═════ Provided data

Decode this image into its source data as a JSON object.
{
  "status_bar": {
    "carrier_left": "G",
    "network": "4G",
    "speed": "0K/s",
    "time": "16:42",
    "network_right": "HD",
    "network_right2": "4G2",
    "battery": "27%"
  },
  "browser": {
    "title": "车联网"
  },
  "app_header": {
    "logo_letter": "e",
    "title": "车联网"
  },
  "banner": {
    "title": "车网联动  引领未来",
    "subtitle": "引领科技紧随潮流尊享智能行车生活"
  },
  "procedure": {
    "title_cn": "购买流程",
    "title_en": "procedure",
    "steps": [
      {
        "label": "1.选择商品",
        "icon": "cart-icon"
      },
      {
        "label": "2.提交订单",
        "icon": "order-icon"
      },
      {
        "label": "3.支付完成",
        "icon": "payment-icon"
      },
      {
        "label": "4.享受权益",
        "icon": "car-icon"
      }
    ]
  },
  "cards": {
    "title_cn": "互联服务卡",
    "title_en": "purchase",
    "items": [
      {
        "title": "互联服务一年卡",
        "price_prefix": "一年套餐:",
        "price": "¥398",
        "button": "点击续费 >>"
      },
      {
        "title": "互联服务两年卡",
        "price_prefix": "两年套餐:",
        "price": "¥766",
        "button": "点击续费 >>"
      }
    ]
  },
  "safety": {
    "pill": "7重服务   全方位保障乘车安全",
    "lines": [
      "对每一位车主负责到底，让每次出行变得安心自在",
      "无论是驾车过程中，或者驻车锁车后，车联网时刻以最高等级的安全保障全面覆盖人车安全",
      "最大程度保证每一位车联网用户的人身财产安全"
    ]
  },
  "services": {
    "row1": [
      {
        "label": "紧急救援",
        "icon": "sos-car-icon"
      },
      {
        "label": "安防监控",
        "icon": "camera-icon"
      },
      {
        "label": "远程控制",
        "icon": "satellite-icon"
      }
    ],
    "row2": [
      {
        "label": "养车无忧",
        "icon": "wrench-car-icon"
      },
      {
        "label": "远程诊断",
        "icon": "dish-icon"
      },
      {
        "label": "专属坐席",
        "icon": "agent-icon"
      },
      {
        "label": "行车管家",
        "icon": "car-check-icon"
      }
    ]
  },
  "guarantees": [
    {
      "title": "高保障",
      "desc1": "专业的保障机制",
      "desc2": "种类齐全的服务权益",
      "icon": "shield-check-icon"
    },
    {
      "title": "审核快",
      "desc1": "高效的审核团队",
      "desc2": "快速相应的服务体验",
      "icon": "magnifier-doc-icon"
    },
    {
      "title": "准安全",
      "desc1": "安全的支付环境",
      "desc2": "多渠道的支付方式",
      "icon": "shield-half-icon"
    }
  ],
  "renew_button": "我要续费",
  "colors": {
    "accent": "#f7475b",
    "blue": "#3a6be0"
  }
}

══════════

Exercise goal: Every record above needs to be repeated word for word.

Task answer:
Decode this image into its source data as a JSON object.
{
  "status_bar": {
    "carrier_left": "G",
    "network": "4G",
    "speed": "0K/s",
    "time": "16:42",
    "network_right": "HD",
    "network_right2": "4G2",
    "battery": "27%"
  },
  "browser": {
    "title": "车联网"
  },
  "app_header": {
    "logo_letter": "e",
    "title": "车联网"
  },
  "banner": {
    "title": "车网联动  引领未来",
    "subtitle": "引领科技紧随潮流尊享智能行车生活"
  },
  "procedure": {
    "title_cn": "购买流程",
    "title_en": "procedure",
    "steps": [
      {
        "label": "1.选择商品",
        "icon": "cart-icon"
      },
      {
        "label": "2.提交订单",
        "icon": "order-icon"
      },
      {
        "label": "3.支付完成",
        "icon": "payment-icon"
      },
      {
        "label": "4.享受权益",
        "icon": "car-icon"
      }
    ]
  },
  "cards": {
    "title_cn": "互联服务卡",
    "title_en": "purchase",
    "items": [
      {
        "title": "互联服务一年卡",
        "price_prefix": "一年套餐:",
        "price": "¥398",
        "button": "点击续费 >>"
      },
      {
        "title": "互联服务两年卡",
        "price_prefix": "两年套餐:",
        "price": "¥766",
        "button": "点击续费 >>"
      }
    ]
  },
  "safety": {
    "pill": "7重服务   全方位保障乘车安全",
    "lines": [
      "对每一位车主负责到底，让每次出行变得安心自在",
      "无论是驾车过程中，或者驻车锁车后，车联网时刻以最高等级的安全保障全面覆盖人车安全",
      "最大程度保证每一位车联网用户的人身财产安全"
    ]
  },
  "services": {
    "row1": [
      {
        "label": "紧急救援",
        "icon": "sos-car-icon"
      },
      {
        "label": "安防监控",
        "icon": "camera-icon"
      },
      {
        "label": "远程控制",
        "icon": "satellite-icon"
      }
    ],
    "row2": [
      {
        "label": "养车无忧",
        "icon": "wrench-car-icon"
      },
      {
        "label": "远程诊断",
        "icon": "dish-icon"
      },
      {
        "label": "专属坐席",
        "icon": "agent-icon"
      },
      {
        "label": "行车管家",
        "icon": "car-check-icon"
      }
    ]
  },
  "guarantees": [
    {
      "title": "高保障",
      "desc1": "专业的保障机制",
      "desc2": "种类齐全的服务权益",
      "icon": "shield-check-icon"
    },
    {
      "title": "审核快",
      "desc1": "高效的审核团队",
      "desc2": "快速相应的服务体验",
      "icon": "magnifier-doc-icon"
    },
    {
      "title": "准安全",
      "desc1": "安全的支付环境",
      "desc2": "多渠道的支付方式",
      "icon": "shield-half-icon"
    }
  ],
  "renew_button": "我要续费",
  "colors": {
    "accent": "#f7475b",
    "blue": "#3a6be0"
  }
}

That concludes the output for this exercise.